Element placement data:
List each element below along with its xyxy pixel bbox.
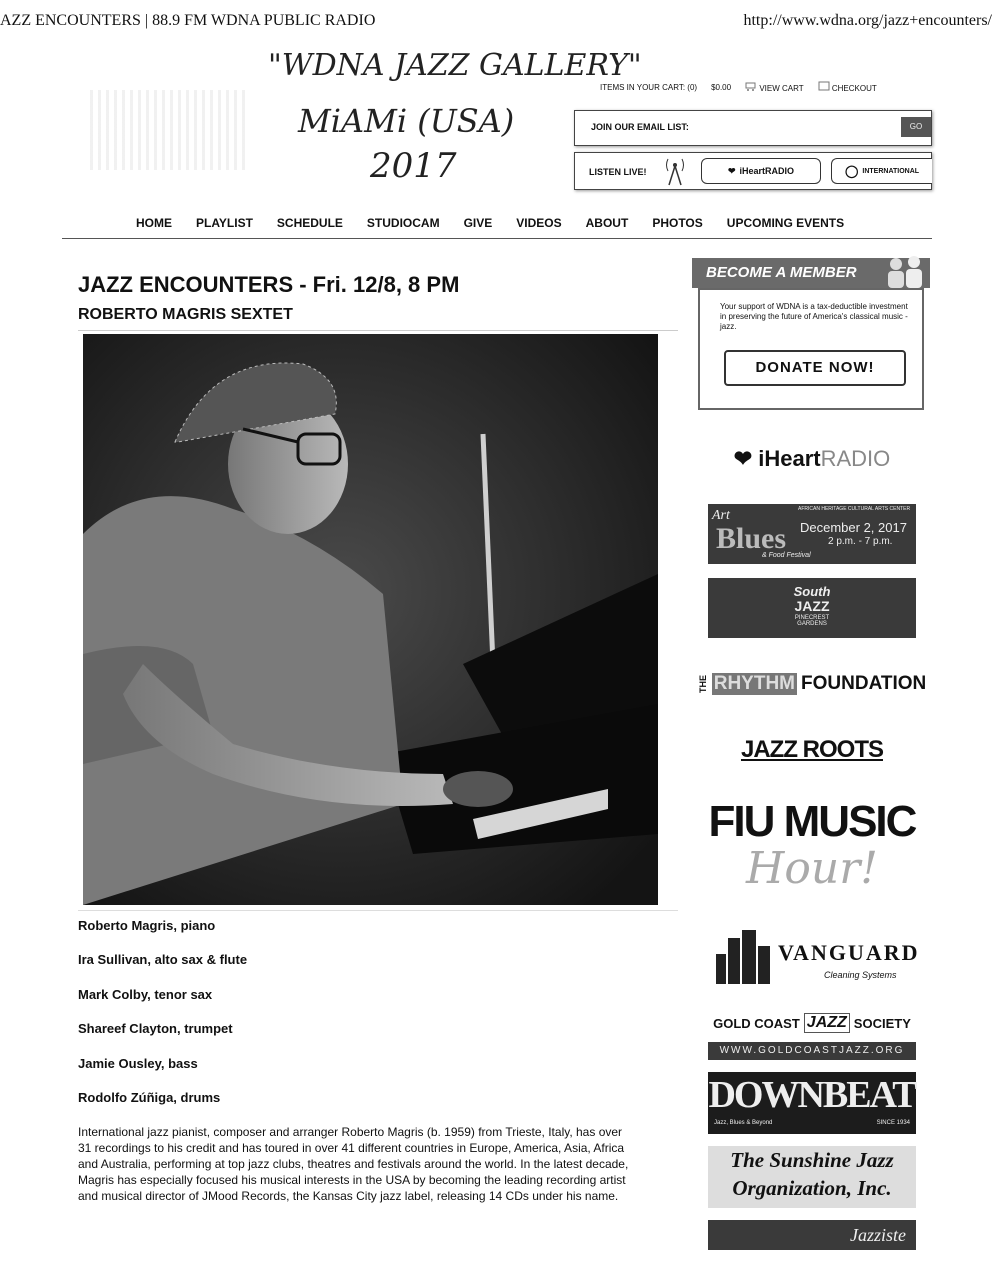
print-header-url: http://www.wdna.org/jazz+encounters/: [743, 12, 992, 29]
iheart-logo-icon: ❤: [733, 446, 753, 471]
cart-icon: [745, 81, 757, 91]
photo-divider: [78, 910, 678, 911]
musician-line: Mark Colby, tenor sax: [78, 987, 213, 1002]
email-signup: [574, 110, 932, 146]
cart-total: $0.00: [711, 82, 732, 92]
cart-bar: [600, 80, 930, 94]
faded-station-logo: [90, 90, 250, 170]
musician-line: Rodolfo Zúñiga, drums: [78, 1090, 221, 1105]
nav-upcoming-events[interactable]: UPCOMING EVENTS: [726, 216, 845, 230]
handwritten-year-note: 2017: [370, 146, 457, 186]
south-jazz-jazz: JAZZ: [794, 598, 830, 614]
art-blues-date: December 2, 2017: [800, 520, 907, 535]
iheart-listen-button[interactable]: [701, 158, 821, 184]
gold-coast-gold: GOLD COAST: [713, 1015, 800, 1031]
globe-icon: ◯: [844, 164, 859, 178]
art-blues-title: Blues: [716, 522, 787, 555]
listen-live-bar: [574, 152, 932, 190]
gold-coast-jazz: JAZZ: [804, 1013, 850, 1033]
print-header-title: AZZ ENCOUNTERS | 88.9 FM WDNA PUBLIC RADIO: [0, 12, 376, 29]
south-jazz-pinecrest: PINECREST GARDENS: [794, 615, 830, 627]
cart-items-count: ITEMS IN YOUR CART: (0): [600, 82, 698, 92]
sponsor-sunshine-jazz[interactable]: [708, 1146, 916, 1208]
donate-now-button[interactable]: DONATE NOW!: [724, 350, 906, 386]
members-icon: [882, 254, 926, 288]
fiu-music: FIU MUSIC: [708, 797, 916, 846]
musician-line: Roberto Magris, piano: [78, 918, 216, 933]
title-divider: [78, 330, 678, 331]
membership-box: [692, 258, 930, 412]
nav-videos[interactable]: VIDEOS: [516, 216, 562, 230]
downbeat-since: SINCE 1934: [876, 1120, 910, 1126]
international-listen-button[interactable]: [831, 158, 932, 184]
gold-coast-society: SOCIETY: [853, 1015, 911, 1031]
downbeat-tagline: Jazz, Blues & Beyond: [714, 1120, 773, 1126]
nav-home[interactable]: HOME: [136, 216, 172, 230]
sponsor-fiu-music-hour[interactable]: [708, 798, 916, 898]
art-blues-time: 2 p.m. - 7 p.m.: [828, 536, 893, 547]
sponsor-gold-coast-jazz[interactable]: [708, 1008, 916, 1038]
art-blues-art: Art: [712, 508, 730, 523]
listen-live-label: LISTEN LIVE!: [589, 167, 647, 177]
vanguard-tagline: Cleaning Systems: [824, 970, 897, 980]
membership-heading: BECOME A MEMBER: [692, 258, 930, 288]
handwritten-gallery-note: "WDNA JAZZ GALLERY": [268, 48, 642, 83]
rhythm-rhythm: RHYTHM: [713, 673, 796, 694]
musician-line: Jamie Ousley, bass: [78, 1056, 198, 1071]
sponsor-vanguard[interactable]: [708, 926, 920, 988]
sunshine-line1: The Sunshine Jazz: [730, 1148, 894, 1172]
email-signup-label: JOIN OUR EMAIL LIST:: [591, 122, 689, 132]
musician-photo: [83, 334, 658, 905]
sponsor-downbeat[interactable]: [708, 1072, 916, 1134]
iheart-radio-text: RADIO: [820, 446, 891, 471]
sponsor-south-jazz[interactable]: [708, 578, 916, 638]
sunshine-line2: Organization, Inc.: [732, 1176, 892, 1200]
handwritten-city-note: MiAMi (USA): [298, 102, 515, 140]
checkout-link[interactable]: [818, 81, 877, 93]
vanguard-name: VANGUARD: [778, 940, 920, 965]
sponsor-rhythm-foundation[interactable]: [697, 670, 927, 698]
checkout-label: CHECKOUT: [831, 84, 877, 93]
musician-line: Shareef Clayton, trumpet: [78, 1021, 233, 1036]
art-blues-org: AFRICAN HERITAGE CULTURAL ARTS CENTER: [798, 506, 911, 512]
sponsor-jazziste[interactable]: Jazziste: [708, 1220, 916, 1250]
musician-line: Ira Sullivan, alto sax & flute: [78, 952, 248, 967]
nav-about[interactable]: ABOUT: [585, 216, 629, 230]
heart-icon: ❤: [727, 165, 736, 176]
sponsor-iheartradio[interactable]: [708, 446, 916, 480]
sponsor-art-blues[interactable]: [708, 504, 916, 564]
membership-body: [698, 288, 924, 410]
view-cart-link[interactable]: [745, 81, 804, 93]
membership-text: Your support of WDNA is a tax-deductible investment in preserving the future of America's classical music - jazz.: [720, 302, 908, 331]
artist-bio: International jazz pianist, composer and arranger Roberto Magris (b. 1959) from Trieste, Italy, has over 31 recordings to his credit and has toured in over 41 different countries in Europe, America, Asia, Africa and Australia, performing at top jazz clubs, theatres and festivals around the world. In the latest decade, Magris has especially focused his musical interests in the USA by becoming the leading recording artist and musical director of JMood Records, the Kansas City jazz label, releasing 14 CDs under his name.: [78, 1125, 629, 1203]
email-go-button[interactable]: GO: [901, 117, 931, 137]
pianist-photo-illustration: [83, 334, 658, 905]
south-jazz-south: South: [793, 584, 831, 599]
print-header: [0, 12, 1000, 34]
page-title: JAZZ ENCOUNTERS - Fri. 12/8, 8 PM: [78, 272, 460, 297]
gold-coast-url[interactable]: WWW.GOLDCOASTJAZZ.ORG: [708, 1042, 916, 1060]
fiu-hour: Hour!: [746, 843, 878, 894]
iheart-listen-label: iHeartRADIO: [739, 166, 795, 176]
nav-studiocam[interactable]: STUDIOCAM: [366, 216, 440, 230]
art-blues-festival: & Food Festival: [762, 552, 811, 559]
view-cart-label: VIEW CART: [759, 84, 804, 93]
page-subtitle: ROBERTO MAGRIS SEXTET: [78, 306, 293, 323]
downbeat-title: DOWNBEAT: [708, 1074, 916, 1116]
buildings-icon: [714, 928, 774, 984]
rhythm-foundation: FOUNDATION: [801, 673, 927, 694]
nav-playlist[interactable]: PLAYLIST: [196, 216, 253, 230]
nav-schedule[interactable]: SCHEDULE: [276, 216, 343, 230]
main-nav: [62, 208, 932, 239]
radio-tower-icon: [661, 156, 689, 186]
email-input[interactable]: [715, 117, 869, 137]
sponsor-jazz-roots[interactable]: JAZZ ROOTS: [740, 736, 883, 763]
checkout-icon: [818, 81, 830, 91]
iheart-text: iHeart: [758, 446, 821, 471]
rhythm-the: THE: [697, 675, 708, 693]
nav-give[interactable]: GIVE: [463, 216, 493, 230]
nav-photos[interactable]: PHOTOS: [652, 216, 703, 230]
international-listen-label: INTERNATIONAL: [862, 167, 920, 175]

§ **EXERCISE**:
Copy all of the rows above word for word, but leave out the pictures.

§ **ANSWER TO THIS EXERCISE**:
List each element below along with its xyxy pixel bbox.
print-header-url: http://www.wdna.org/jazz+encounters/: [743, 12, 992, 29]
iheart-logo-icon: ❤: [733, 446, 753, 471]
cart-icon: [745, 81, 757, 91]
photo-divider: [78, 910, 678, 911]
musician-line: Mark Colby, tenor sax: [78, 987, 213, 1002]
email-signup: [574, 110, 932, 146]
cart-total: $0.00: [711, 82, 732, 92]
cart-bar: [600, 80, 930, 94]
faded-station-logo: [90, 90, 250, 170]
musician-line: Rodolfo Zúñiga, drums: [78, 1090, 221, 1105]
nav-upcoming-events[interactable]: UPCOMING EVENTS: [726, 216, 845, 230]
handwritten-year-note: 2017: [370, 146, 457, 186]
south-jazz-jazz: JAZZ: [794, 598, 830, 614]
art-blues-date: December 2, 2017: [800, 520, 907, 535]
iheart-listen-button[interactable]: [701, 158, 821, 184]
gold-coast-gold: GOLD COAST: [713, 1015, 800, 1031]
globe-icon: ◯: [844, 164, 859, 178]
art-blues-title: Blues: [716, 522, 787, 555]
listen-live-bar: [574, 152, 932, 190]
gold-coast-jazz: JAZZ: [804, 1013, 850, 1033]
print-header-title: AZZ ENCOUNTERS | 88.9 FM WDNA PUBLIC RADIO: [0, 12, 376, 29]
south-jazz-pinecrest: PINECREST GARDENS: [794, 615, 830, 627]
cart-items-count: ITEMS IN YOUR CART: (0): [600, 82, 698, 92]
sponsor-sunshine-jazz[interactable]: [708, 1146, 916, 1208]
donate-now-button[interactable]: DONATE NOW!: [724, 350, 906, 386]
members-icon: [882, 254, 926, 288]
fiu-music: FIU MUSIC: [708, 797, 916, 846]
musician-line: Roberto Magris, piano: [78, 918, 216, 933]
title-divider: [78, 330, 678, 331]
membership-box: [692, 258, 930, 412]
nav-videos[interactable]: VIDEOS: [516, 216, 562, 230]
downbeat-since: SINCE 1934: [876, 1120, 910, 1126]
international-listen-button[interactable]: [831, 158, 932, 184]
gold-coast-society: SOCIETY: [853, 1015, 911, 1031]
downbeat-tagline: Jazz, Blues & Beyond: [714, 1120, 773, 1126]
nav-home[interactable]: HOME: [136, 216, 172, 230]
sponsor-fiu-music-hour[interactable]: [708, 798, 916, 898]
art-blues-time: 2 p.m. - 7 p.m.: [828, 536, 893, 547]
sponsor-gold-coast-jazz[interactable]: [708, 1008, 916, 1038]
art-blues-art: Art: [712, 508, 730, 523]
listen-live-label: LISTEN LIVE!: [589, 167, 647, 177]
vanguard-tagline: Cleaning Systems: [824, 970, 897, 980]
membership-heading: BECOME A MEMBER: [692, 258, 930, 288]
handwritten-gallery-note: "WDNA JAZZ GALLERY": [268, 48, 642, 83]
rhythm-rhythm: RHYTHM: [713, 673, 796, 694]
musician-line: Jamie Ousley, bass: [78, 1056, 198, 1071]
sponsor-vanguard[interactable]: [708, 926, 920, 988]
sunshine-line1: The Sunshine Jazz: [730, 1148, 894, 1172]
email-signup-label: JOIN OUR EMAIL LIST:: [591, 122, 689, 132]
musician-photo: [83, 334, 658, 905]
sponsor-downbeat[interactable]: [708, 1072, 916, 1134]
iheart-radio-text: RADIO: [820, 446, 891, 471]
sponsor-south-jazz[interactable]: [708, 578, 916, 638]
sunshine-line2: Organization, Inc.: [732, 1176, 892, 1200]
handwritten-city-note: MiAMi (USA): [298, 102, 515, 140]
checkout-link[interactable]: [818, 81, 877, 93]
vanguard-name: VANGUARD: [778, 940, 920, 965]
sponsor-rhythm-foundation[interactable]: [697, 670, 927, 698]
checkout-label: CHECKOUT: [831, 84, 877, 93]
musician-line: Shareef Clayton, trumpet: [78, 1021, 233, 1036]
art-blues-org: AFRICAN HERITAGE CULTURAL ARTS CENTER: [798, 506, 911, 512]
sponsor-jazziste[interactable]: Jazziste: [708, 1220, 916, 1250]
musician-line: Ira Sullivan, alto sax & flute: [78, 952, 248, 967]
nav-about[interactable]: ABOUT: [585, 216, 629, 230]
heart-icon: ❤: [727, 165, 736, 176]
sponsor-iheartradio[interactable]: [708, 446, 916, 480]
sponsor-art-blues[interactable]: [708, 504, 916, 564]
membership-body: [698, 288, 924, 410]
view-cart-link[interactable]: [745, 81, 804, 93]
membership-text: Your support of WDNA is a tax-deductible investment in preserving the future of America's classical music - jazz.: [720, 302, 908, 331]
artist-bio: International jazz pianist, composer and arranger Roberto Magris (b. 1959) from Trieste, Italy, has over 31 recordings to his credit and has toured in over 41 different countries in Europe, America, Asia, Africa and Australia, performing at top jazz clubs, theatres and festivals around the world. In the latest decade, Magris has especially focused his musical interests in the USA by becoming the leading recording artist and musical director of JMood Records, the Kansas City jazz label, releasing 14 CDs under his name.: [78, 1125, 629, 1203]
email-go-button[interactable]: GO: [901, 117, 931, 137]
pianist-photo-illustration: [83, 334, 658, 905]
south-jazz-south: South: [793, 584, 831, 599]
print-header: [0, 12, 1000, 34]
page-title: JAZZ ENCOUNTERS - Fri. 12/8, 8 PM: [78, 272, 460, 297]
gold-coast-url[interactable]: WWW.GOLDCOASTJAZZ.ORG: [708, 1042, 916, 1060]
fiu-hour: Hour!: [746, 843, 878, 894]
iheart-listen-label: iHeartRADIO: [739, 166, 795, 176]
nav-studiocam[interactable]: STUDIOCAM: [366, 216, 440, 230]
art-blues-festival: & Food Festival: [762, 552, 811, 559]
view-cart-label: VIEW CART: [759, 84, 804, 93]
page-subtitle: ROBERTO MAGRIS SEXTET: [78, 306, 293, 323]
downbeat-title: DOWNBEAT: [708, 1074, 916, 1116]
buildings-icon: [714, 928, 774, 984]
rhythm-foundation: FOUNDATION: [801, 673, 927, 694]
nav-playlist[interactable]: PLAYLIST: [196, 216, 253, 230]
nav-schedule[interactable]: SCHEDULE: [276, 216, 343, 230]
main-nav: [62, 208, 932, 239]
radio-tower-icon: [661, 156, 689, 186]
email-input[interactable]: [715, 117, 869, 137]
sponsor-jazz-roots[interactable]: JAZZ ROOTS: [740, 736, 883, 763]
checkout-icon: [818, 81, 830, 91]
iheart-text: iHeart: [758, 446, 821, 471]
rhythm-the: THE: [697, 675, 708, 693]
nav-give[interactable]: GIVE: [463, 216, 493, 230]
nav-photos[interactable]: PHOTOS: [652, 216, 703, 230]
international-listen-label: INTERNATIONAL: [862, 167, 920, 175]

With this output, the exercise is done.